### Objective:
Output the entries word for word. Omit images.

[Dataset entries on figures]
START

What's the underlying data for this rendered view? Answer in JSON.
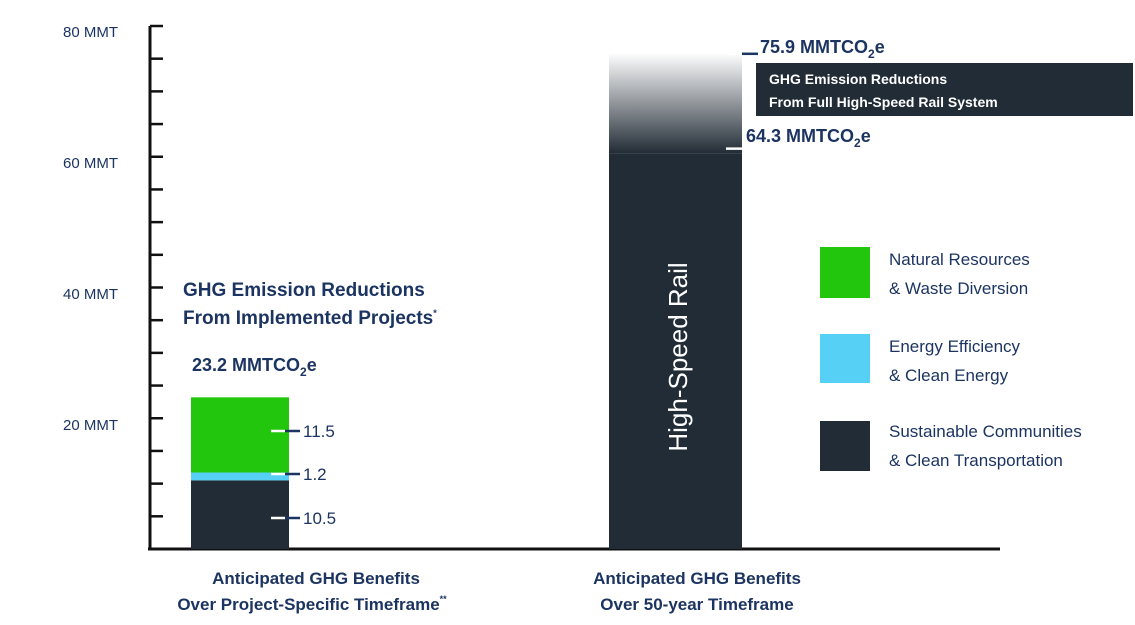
{
  "colors": {
    "natural_resources": "#22c60c",
    "energy_efficiency": "#56d0f5",
    "sustainable_communities": "#222c36",
    "text_blue": "#1c3461",
    "axis": "#111111"
  },
  "chart_data": {
    "type": "bar",
    "stacked": true,
    "ylim": [
      0,
      80
    ],
    "y_tick_labels": [
      "80 MMT",
      "60 MMT",
      "40 MMT",
      "20 MMT"
    ],
    "y_tick_values": [
      80,
      60,
      40,
      20
    ],
    "minor_tick_step": 5,
    "categories": [
      {
        "line1": "Anticipated GHG Benefits",
        "line2": "Over Project-Specific Timeframe",
        "note": "**"
      },
      {
        "line1": "Anticipated GHG Benefits",
        "line2": "Over 50-year Timeframe",
        "note": ""
      }
    ],
    "series": [
      {
        "name": "Sustainable Communities & Clean Transportation",
        "line1": "Sustainable Communities",
        "line2": "& Clean Transportation",
        "values": [
          10.5,
          64.3
        ],
        "labels": [
          "10.5",
          ""
        ]
      },
      {
        "name": "Energy Efficiency & Clean Energy",
        "line1": "Energy Efficiency",
        "line2": "& Clean Energy",
        "values": [
          1.2,
          0
        ],
        "labels": [
          "1.2",
          ""
        ]
      },
      {
        "name": "Natural Resources & Waste Diversion",
        "line1": "Natural Resources",
        "line2": "& Waste Diversion",
        "values": [
          11.5,
          0
        ],
        "labels": [
          "11.5",
          ""
        ]
      }
    ],
    "hsr": {
      "bar_label": "High-Speed Rail",
      "low_value": 64.3,
      "high_value": 75.9,
      "low_label": {
        "num": "64.3 MMTCO",
        "sub": "2",
        "tail": "e"
      },
      "high_label": {
        "num": "75.9 MMTCO",
        "sub": "2",
        "tail": "e"
      },
      "box_line1": "GHG Emission Reductions",
      "box_line2": "From Full High-Speed Rail System"
    },
    "implemented": {
      "line1": "GHG Emission Reductions",
      "line2": "From Implemented Projects",
      "note": "*",
      "total_value": 23.2,
      "total_label": {
        "num": "23.2 MMTCO",
        "sub": "2",
        "tail": "e"
      }
    },
    "legend_placement": "right"
  }
}
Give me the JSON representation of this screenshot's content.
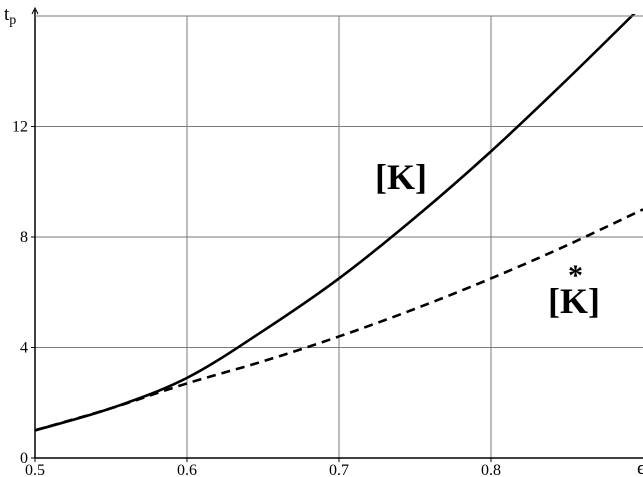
{
  "chart_data": {
    "type": "line",
    "title": "",
    "xlabel": "ϵ",
    "ylabel": "t",
    "ylabel_sub": "p",
    "xlim": [
      0.5,
      0.9
    ],
    "ylim": [
      0,
      16
    ],
    "xticks": [
      0.5,
      0.6,
      0.7,
      0.8
    ],
    "xtick_labels": [
      "0.5",
      "0.6",
      "0.7",
      "0.8"
    ],
    "yticks": [
      0,
      4,
      8,
      12
    ],
    "ytick_labels": [
      "0",
      "4",
      "8",
      "12"
    ],
    "grid": true,
    "legend": "none",
    "series": [
      {
        "name": "[K]",
        "style": "solid",
        "x": [
          0.5,
          0.55,
          0.6,
          0.65,
          0.7,
          0.75,
          0.8,
          0.85,
          0.9
        ],
        "y": [
          1.0,
          1.8,
          2.9,
          4.6,
          6.5,
          8.7,
          11.1,
          13.7,
          16.4
        ]
      },
      {
        "name": "[K]",
        "marker": "*",
        "style": "dashed",
        "x": [
          0.5,
          0.55,
          0.6,
          0.65,
          0.7,
          0.75,
          0.8,
          0.85,
          0.9
        ],
        "y": [
          1.0,
          1.8,
          2.7,
          3.5,
          4.4,
          5.4,
          6.5,
          7.7,
          9.0
        ]
      }
    ]
  }
}
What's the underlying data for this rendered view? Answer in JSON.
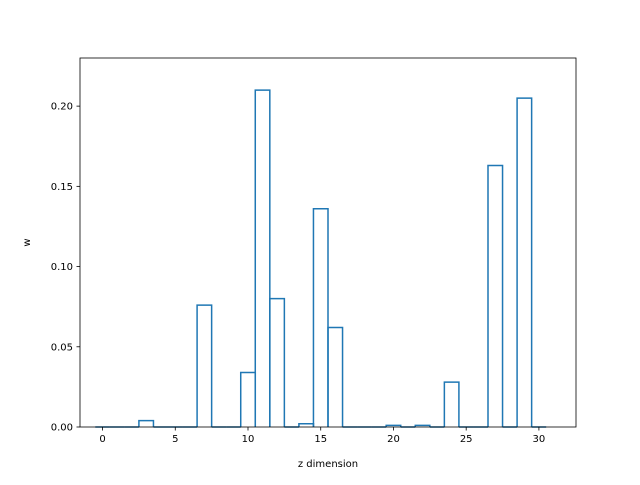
{
  "chart_data": {
    "type": "bar",
    "style": "step-outline",
    "xlabel": "z dimension",
    "ylabel": "w",
    "xlim": [
      -1.55,
      32.55
    ],
    "ylim": [
      0,
      0.23
    ],
    "grid": false,
    "line_color": "#1f77b4",
    "x": [
      0,
      1,
      2,
      3,
      4,
      5,
      6,
      7,
      8,
      9,
      10,
      11,
      12,
      13,
      14,
      15,
      16,
      17,
      18,
      19,
      20,
      21,
      22,
      23,
      24,
      25,
      26,
      27,
      28,
      29,
      30
    ],
    "values": [
      0.0,
      0.0,
      0.0,
      0.004,
      0.0,
      0.0,
      0.0,
      0.076,
      0.0,
      0.0,
      0.034,
      0.21,
      0.08,
      0.0,
      0.002,
      0.136,
      0.062,
      0.0,
      0.0,
      0.0,
      0.001,
      0.0,
      0.001,
      0.0,
      0.028,
      0.0,
      0.0,
      0.163,
      0.0,
      0.205,
      0.0
    ],
    "x_ticks": [
      0,
      5,
      10,
      15,
      20,
      25,
      30
    ],
    "x_tick_labels": [
      "0",
      "5",
      "10",
      "15",
      "20",
      "25",
      "30"
    ],
    "y_ticks": [
      0,
      0.05,
      0.1,
      0.15,
      0.2
    ],
    "y_tick_labels": [
      "0.00",
      "0.05",
      "0.10",
      "0.15",
      "0.20"
    ]
  }
}
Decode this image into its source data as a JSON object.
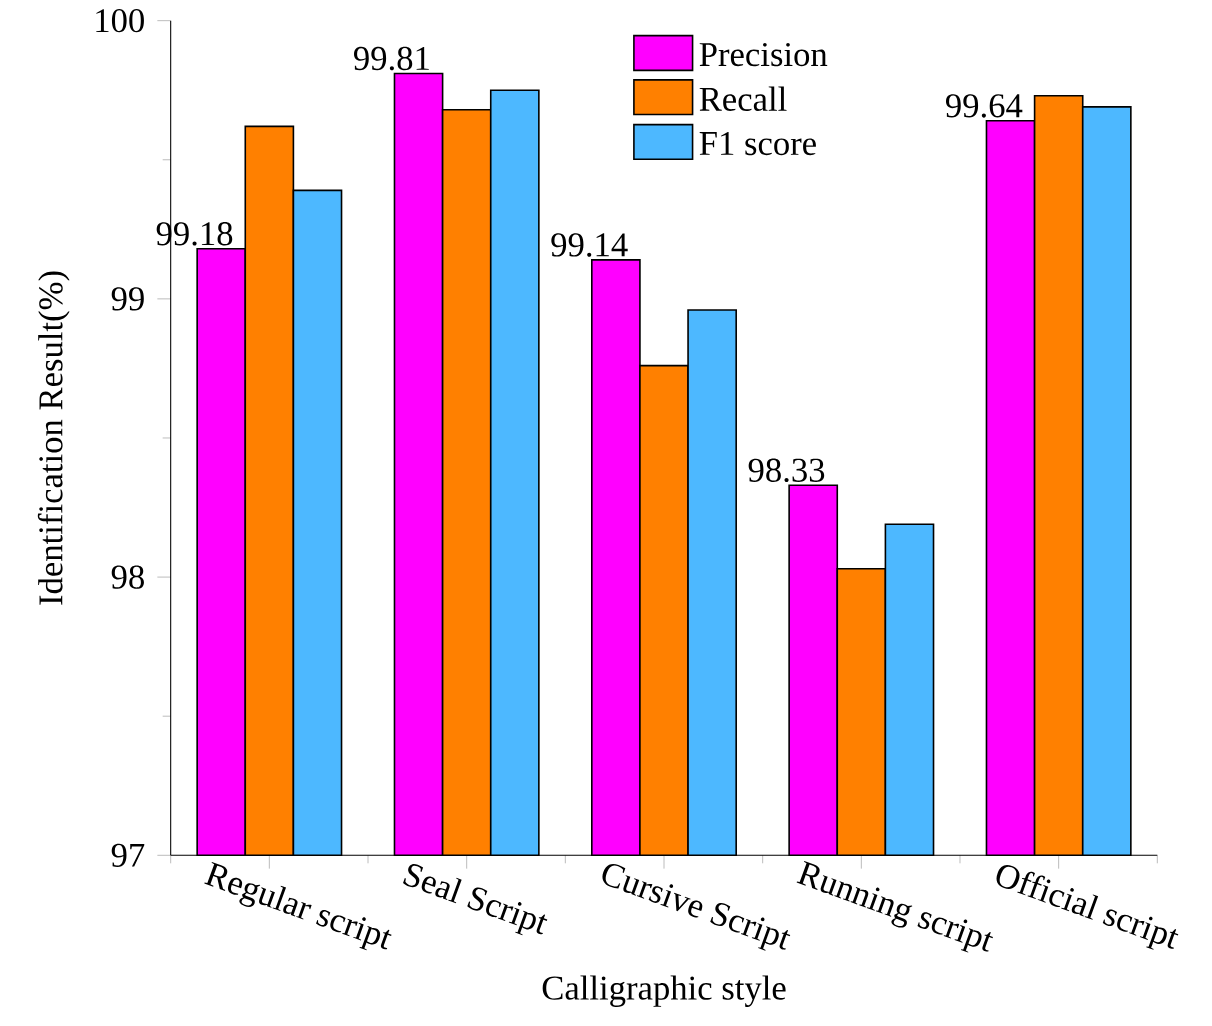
{
  "chart_data": {
    "type": "bar",
    "xlabel": "Calligraphic style",
    "ylabel": "Identification Result(%)",
    "categories": [
      "Regular script",
      "Seal Script",
      "Cursive Script",
      "Running script",
      "Official script"
    ],
    "series": [
      {
        "name": "Precision",
        "color": "#ff00ff",
        "values": [
          99.18,
          99.81,
          99.14,
          98.33,
          99.64
        ],
        "value_labels": [
          "99.18",
          "99.81",
          "99.14",
          "98.33",
          "99.64"
        ]
      },
      {
        "name": "Recall",
        "color": "#ff8000",
        "values": [
          99.62,
          99.68,
          98.76,
          98.03,
          99.73
        ]
      },
      {
        "name": "F1 score",
        "color": "#4db8ff",
        "values": [
          99.39,
          99.75,
          98.96,
          98.19,
          99.69
        ]
      }
    ],
    "ylim": [
      97,
      100
    ],
    "yticks": [
      97,
      98,
      99,
      100
    ],
    "grid": false,
    "legend": "top right"
  }
}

END

### Result:
What's the underlying data for this rendered view? Answer in JSON.
{
  "colors": {
    "natural_resources": "#22c60c",
    "energy_efficiency": "#56d0f5",
    "sustainable_communities": "#222c36",
    "text_blue": "#1c3461",
    "axis": "#111111"
  },
  "chart_data": {
    "type": "bar",
    "stacked": true,
    "ylim": [
      0,
      80
    ],
    "y_tick_labels": [
      "80 MMT",
      "60 MMT",
      "40 MMT",
      "20 MMT"
    ],
    "y_tick_values": [
      80,
      60,
      40,
      20
    ],
    "minor_tick_step": 5,
    "categories": [
      {
        "line1": "Anticipated GHG Benefits",
        "line2": "Over Project-Specific Timeframe",
        "note": "**"
      },
      {
        "line1": "Anticipated GHG Benefits",
        "line2": "Over 50-year Timeframe",
        "note": ""
      }
    ],
    "series": [
      {
        "name": "Sustainable Communities & Clean Transportation",
        "line1": "Sustainable Communities",
        "line2": "& Clean Transportation",
        "values": [
          10.5,
          64.3
        ],
        "labels": [
          "10.5",
          ""
        ]
      },
      {
        "name": "Energy Efficiency & Clean Energy",
        "line1": "Energy Efficiency",
        "line2": "& Clean Energy",
        "values": [
          1.2,
          0
        ],
        "labels": [
          "1.2",
          ""
        ]
      },
      {
        "name": "Natural Resources & Waste Diversion",
        "line1": "Natural Resources",
        "line2": "& Waste Diversion",
        "values": [
          11.5,
          0
        ],
        "labels": [
          "11.5",
          ""
        ]
      }
    ],
    "hsr": {
      "bar_label": "High-Speed Rail",
      "low_value": 64.3,
      "high_value": 75.9,
      "low_label": {
        "num": "64.3 MMTCO",
        "sub": "2",
        "tail": "e"
      },
      "high_label": {
        "num": "75.9 MMTCO",
        "sub": "2",
        "tail": "e"
      },
      "box_line1": "GHG Emission Reductions",
      "box_line2": "From Full High-Speed Rail System"
    },
    "implemented": {
      "line1": "GHG Emission Reductions",
      "line2": "From Implemented Projects",
      "note": "*",
      "total_value": 23.2,
      "total_label": {
        "num": "23.2 MMTCO",
        "sub": "2",
        "tail": "e"
      }
    },
    "legend_placement": "right"
  }
}
Give me the JSON representation of this screenshot's content.
{
  "chart_data": {
    "type": "line",
    "title": "",
    "xlabel": "ϵ",
    "ylabel": "t",
    "ylabel_sub": "p",
    "xlim": [
      0.5,
      0.9
    ],
    "ylim": [
      0,
      16
    ],
    "xticks": [
      0.5,
      0.6,
      0.7,
      0.8
    ],
    "xtick_labels": [
      "0.5",
      "0.6",
      "0.7",
      "0.8"
    ],
    "yticks": [
      0,
      4,
      8,
      12
    ],
    "ytick_labels": [
      "0",
      "4",
      "8",
      "12"
    ],
    "grid": true,
    "legend": "none",
    "series": [
      {
        "name": "[K]",
        "style": "solid",
        "x": [
          0.5,
          0.55,
          0.6,
          0.65,
          0.7,
          0.75,
          0.8,
          0.85,
          0.9
        ],
        "y": [
          1.0,
          1.8,
          2.9,
          4.6,
          6.5,
          8.7,
          11.1,
          13.7,
          16.4
        ]
      },
      {
        "name": "[K]",
        "marker": "*",
        "style": "dashed",
        "x": [
          0.5,
          0.55,
          0.6,
          0.65,
          0.7,
          0.75,
          0.8,
          0.85,
          0.9
        ],
        "y": [
          1.0,
          1.8,
          2.7,
          3.5,
          4.4,
          5.4,
          6.5,
          7.7,
          9.0
        ]
      }
    ]
  }
}
What's the underlying data for this rendered view? Answer in JSON.
{
  "chart_data": {
    "type": "bar",
    "style": "step-outline",
    "xlabel": "z dimension",
    "ylabel": "w",
    "xlim": [
      -1.55,
      32.55
    ],
    "ylim": [
      0,
      0.23
    ],
    "grid": false,
    "line_color": "#1f77b4",
    "x": [
      0,
      1,
      2,
      3,
      4,
      5,
      6,
      7,
      8,
      9,
      10,
      11,
      12,
      13,
      14,
      15,
      16,
      17,
      18,
      19,
      20,
      21,
      22,
      23,
      24,
      25,
      26,
      27,
      28,
      29,
      30
    ],
    "values": [
      0.0,
      0.0,
      0.0,
      0.004,
      0.0,
      0.0,
      0.0,
      0.076,
      0.0,
      0.0,
      0.034,
      0.21,
      0.08,
      0.0,
      0.002,
      0.136,
      0.062,
      0.0,
      0.0,
      0.0,
      0.001,
      0.0,
      0.001,
      0.0,
      0.028,
      0.0,
      0.0,
      0.163,
      0.0,
      0.205,
      0.0
    ],
    "x_ticks": [
      0,
      5,
      10,
      15,
      20,
      25,
      30
    ],
    "x_tick_labels": [
      "0",
      "5",
      "10",
      "15",
      "20",
      "25",
      "30"
    ],
    "y_ticks": [
      0,
      0.05,
      0.1,
      0.15,
      0.2
    ],
    "y_tick_labels": [
      "0.00",
      "0.05",
      "0.10",
      "0.15",
      "0.20"
    ]
  }
}
Decode this image into its source data as a JSON object.
{
  "chart_data": {
    "type": "bar",
    "xlabel": "Calligraphic style",
    "ylabel": "Identification Result(%)",
    "categories": [
      "Regular script",
      "Seal Script",
      "Cursive Script",
      "Running script",
      "Official script"
    ],
    "series": [
      {
        "name": "Precision",
        "color": "#ff00ff",
        "values": [
          99.18,
          99.81,
          99.14,
          98.33,
          99.64
        ],
        "value_labels": [
          "99.18",
          "99.81",
          "99.14",
          "98.33",
          "99.64"
        ]
      },
      {
        "name": "Recall",
        "color": "#ff8000",
        "values": [
          99.62,
          99.68,
          98.76,
          98.03,
          99.73
        ]
      },
      {
        "name": "F1 score",
        "color": "#4db8ff",
        "values": [
          99.39,
          99.75,
          98.96,
          98.19,
          99.69
        ]
      }
    ],
    "ylim": [
      97,
      100
    ],
    "yticks": [
      97,
      98,
      99,
      100
    ],
    "grid": false,
    "legend": "top right"
  }
}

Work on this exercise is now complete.